* _TASK DATA_:
** Start **
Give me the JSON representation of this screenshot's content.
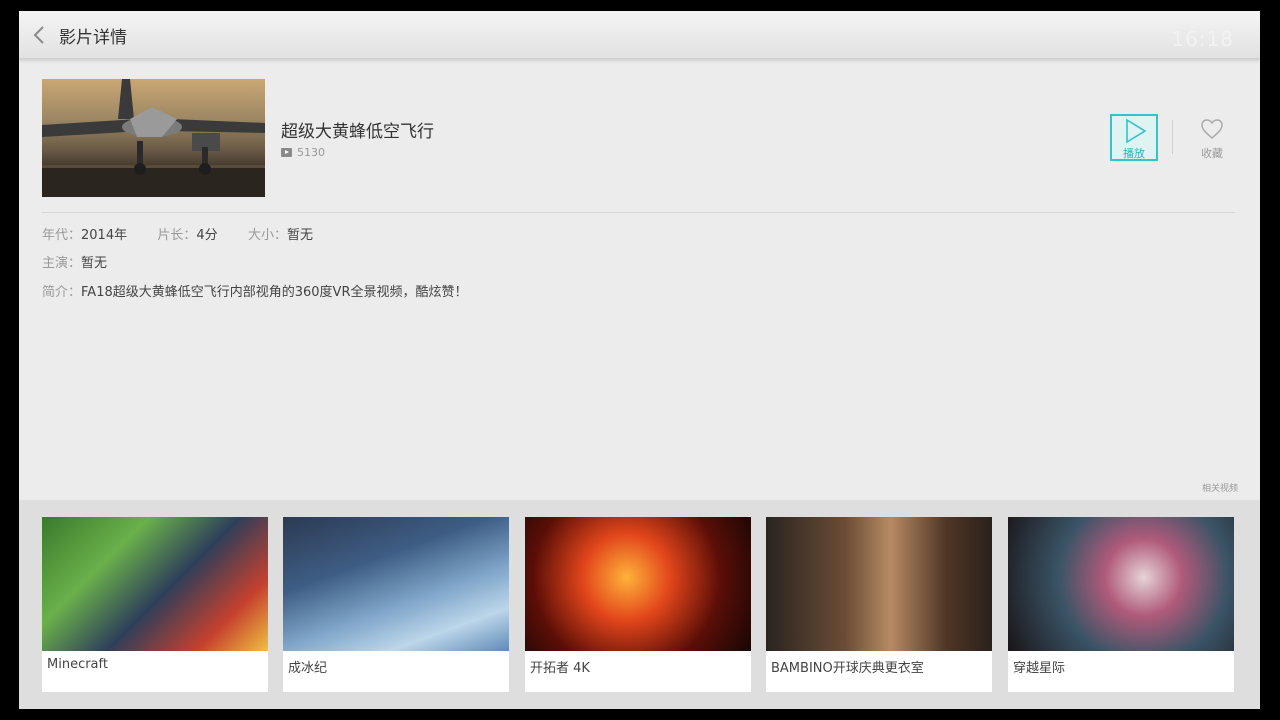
{
  "header": {
    "title": "影片详情",
    "clock": "16:18"
  },
  "movie": {
    "title": "超级大黄蜂低空飞行",
    "play_count": "5130",
    "actions": {
      "play_label": "播放",
      "favorite_label": "收藏"
    },
    "details": {
      "year_label": "年代：",
      "year": "2014年",
      "duration_label": "片长：",
      "duration": "4分",
      "size_label": "大小：",
      "size": "暂无",
      "cast_label": "主演：",
      "cast": "暂无",
      "synopsis_label": "简介：",
      "synopsis": "FA18超级大黄蜂低空飞行内部视角的360度VR全景视频，酷炫赞！"
    }
  },
  "related": {
    "label": "相关视频",
    "items": [
      {
        "title": "Minecraft"
      },
      {
        "title": "成冰纪"
      },
      {
        "title": "开拓者 4K"
      },
      {
        "title": "BAMBINO开球庆典更衣室"
      },
      {
        "title": "穿越星际"
      }
    ]
  },
  "colors": {
    "accent": "#35c3c6",
    "background": "#ececec"
  }
}
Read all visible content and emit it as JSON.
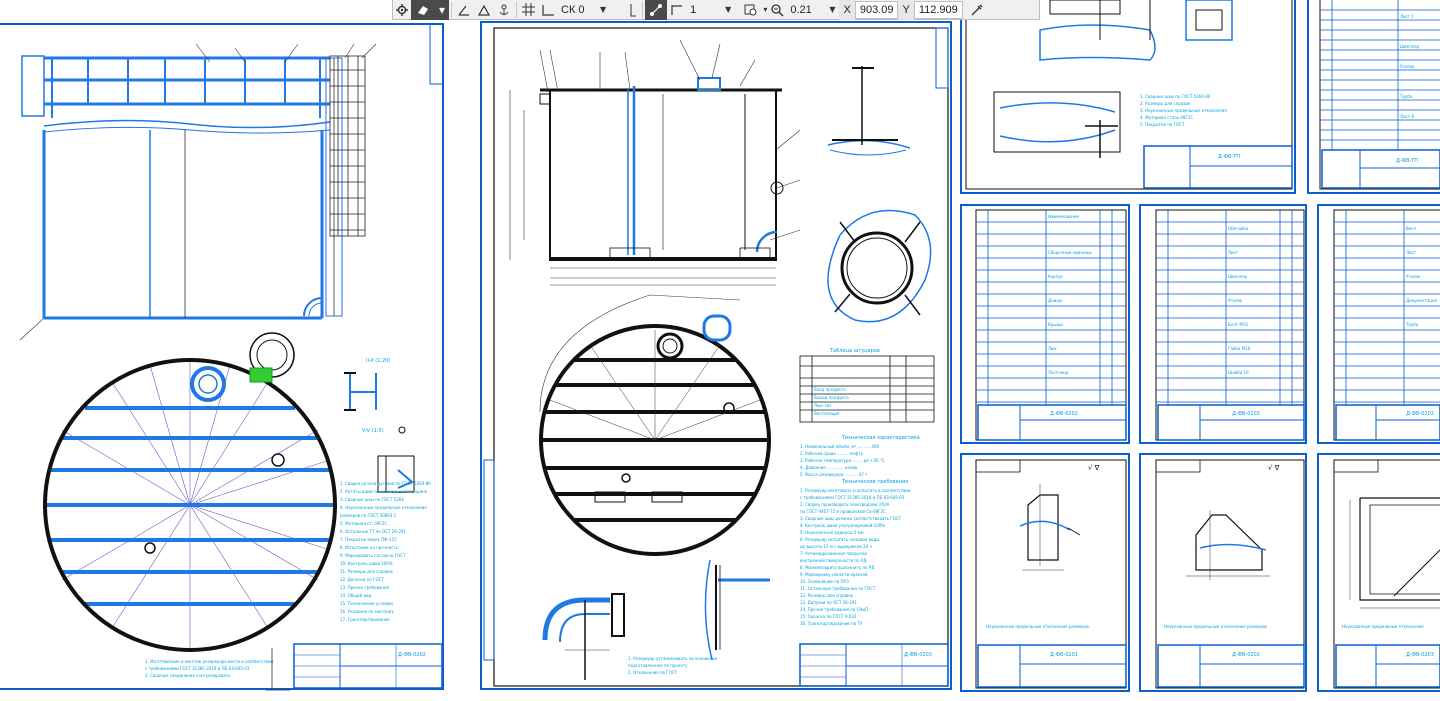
{
  "toolbar": {
    "style_value": "СК 0",
    "scale_value": "1",
    "zoom_value": "0.21",
    "x_label": "X",
    "x_value": "903.09",
    "y_label": "Y",
    "y_value": "112.909",
    "icons": [
      "gear-icon",
      "eraser-icon",
      "dropdown-icon",
      "angle-snap-icon",
      "triangle-snap-icon",
      "anchor-icon",
      "grid-icon",
      "coordinate-system-icon",
      "pen-icon",
      "snap-icon",
      "dimension-icon",
      "view-icon",
      "zoom-icon",
      "eyedropper-icon"
    ]
  },
  "sheet_stamps": {
    "sheet1": "Д-ФВ-0202",
    "sheet2": "Д-ФВ-0203",
    "sheet3": "Д-ФВ-ТП",
    "sheet4": "Д-ФВ-ТП",
    "spec1": "Д-ФВ-0202",
    "spec2": "Д-ФВ-0202",
    "spec3": "Д-ФВ-0202",
    "detail1": "Д-ФВ-0201",
    "detail2": "Д-ФВ-0202",
    "detail3": "Д-ФВ-0203"
  },
  "annotations": {
    "section_ii": "II-II (1:20)",
    "section_v": "V-V (1:5)",
    "tech_req_title": "Технические требования",
    "tech_char_title": "Техническая характеристика",
    "table_title": "Таблица штуцеров"
  },
  "colors": {
    "paper": "#ffffff",
    "frame": "#0078d7",
    "geometry": "#1e78e6",
    "dark_line": "#1a1a1a",
    "text_cyan": "#00a0e0",
    "construction": "#7b52c9",
    "highlight": "#33cc33"
  }
}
** End **
Find the lines above that include the string "snap" and copy them.

      "angle-snap-icon",
      "triangle-snap-icon",
      "snap-icon",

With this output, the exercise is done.